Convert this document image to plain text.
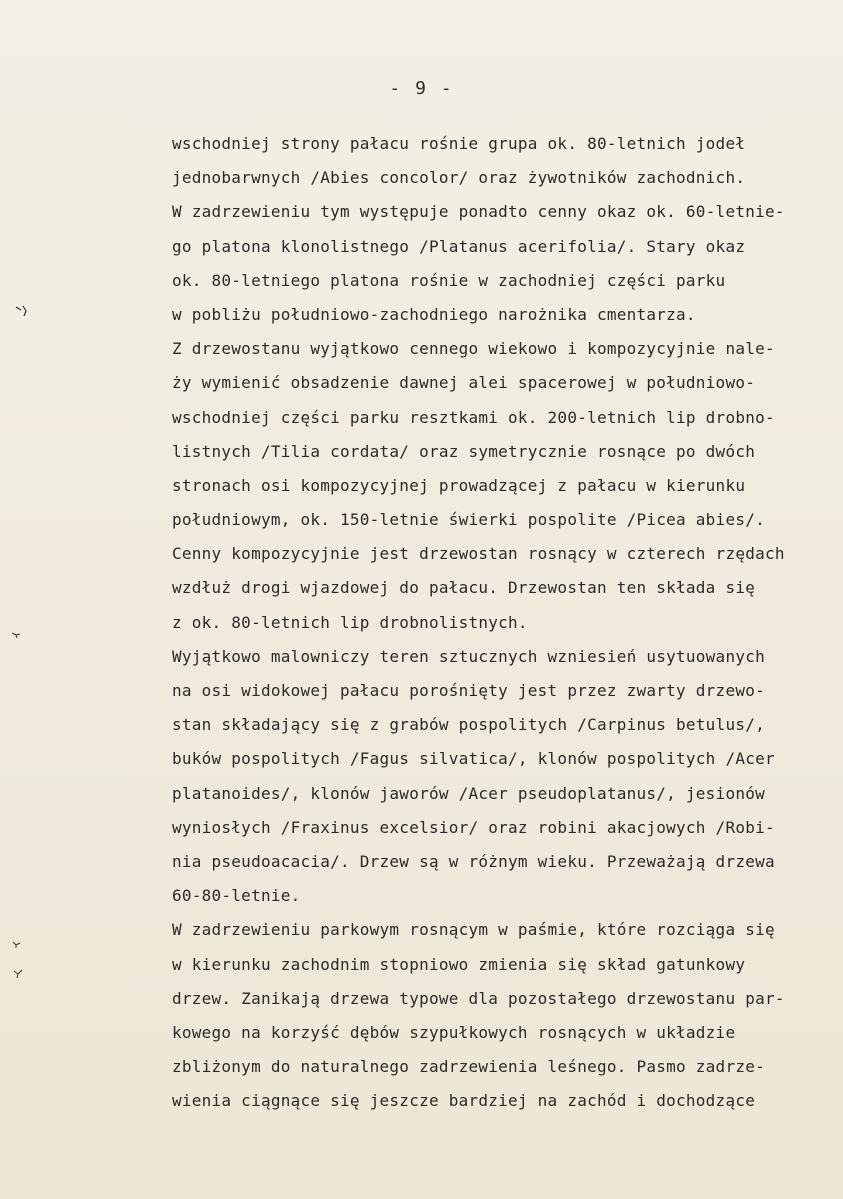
- 9 -
wschodniej strony pałacu rośnie grupa ok. 80-letnich jodeł
jednobarwnych /Abies concolor/ oraz żywotników zachodnich.
W zadrzewieniu tym występuje ponadto cenny okaz ok. 60-letnie-
go platona klonolistnego /Platanus acerifolia/. Stary okaz
ok. 80-letniego platona rośnie w zachodniej części parku
w pobliżu południowo-zachodniego narożnika cmentarza.
Z drzewostanu wyjątkowo cennego wiekowo i kompozycyjnie nale-
ży wymienić obsadzenie dawnej alei spacerowej w południowo-
wschodniej części parku resztkami ok. 200-letnich lip drobno-
listnych /Tilia cordata/ oraz symetrycznie rosnące po dwóch
stronach osi kompozycyjnej prowadzącej z pałacu w kierunku
południowym, ok. 150-letnie świerki pospolite /Picea abies/.
Cenny kompozycyjnie jest drzewostan rosnący w czterech rzędach
wzdłuż drogi wjazdowej do pałacu. Drzewostan ten składa się
z ok. 80-letnich lip drobnolistnych.
Wyjątkowo malowniczy teren sztucznych wzniesień usytuowanych
na osi widokowej pałacu porośnięty jest przez zwarty drzewo-
stan składający się z grabów pospolitych /Carpinus betulus/,
buków pospolitych /Fagus silvatica/, klonów pospolitych /Acer
platanoides/, klonów jaworów /Acer pseudoplatanus/, jesionów
wyniosłych /Fraxinus excelsior/ oraz robini akacjowych /Robi-
nia pseudoacacia/. Drzew są w różnym wieku. Przeważają drzewa
60-80-letnie.
W zadrzewieniu parkowym rosnącym w paśmie, które rozciąga się
w kierunku zachodnim stopniowo zmienia się skład gatunkowy
drzew. Zanikają drzewa typowe dla pozostałego drzewostanu par-
kowego na korzyść dębów szypułkowych rosnących w układzie
zbliżonym do naturalnego zadrzewienia leśnego. Pasmo zadrze-
wienia ciągnące się jeszcze bardziej na zachód i dochodzące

■ **Brief**: From the listing, copy each line containing the word "zadrzewieniu".

■ **Exercise output**:
W zadrzewieniu tym występuje ponadto cenny okaz ok. 60-letnie-
W zadrzewieniu parkowym rosnącym w paśmie, które rozciąga się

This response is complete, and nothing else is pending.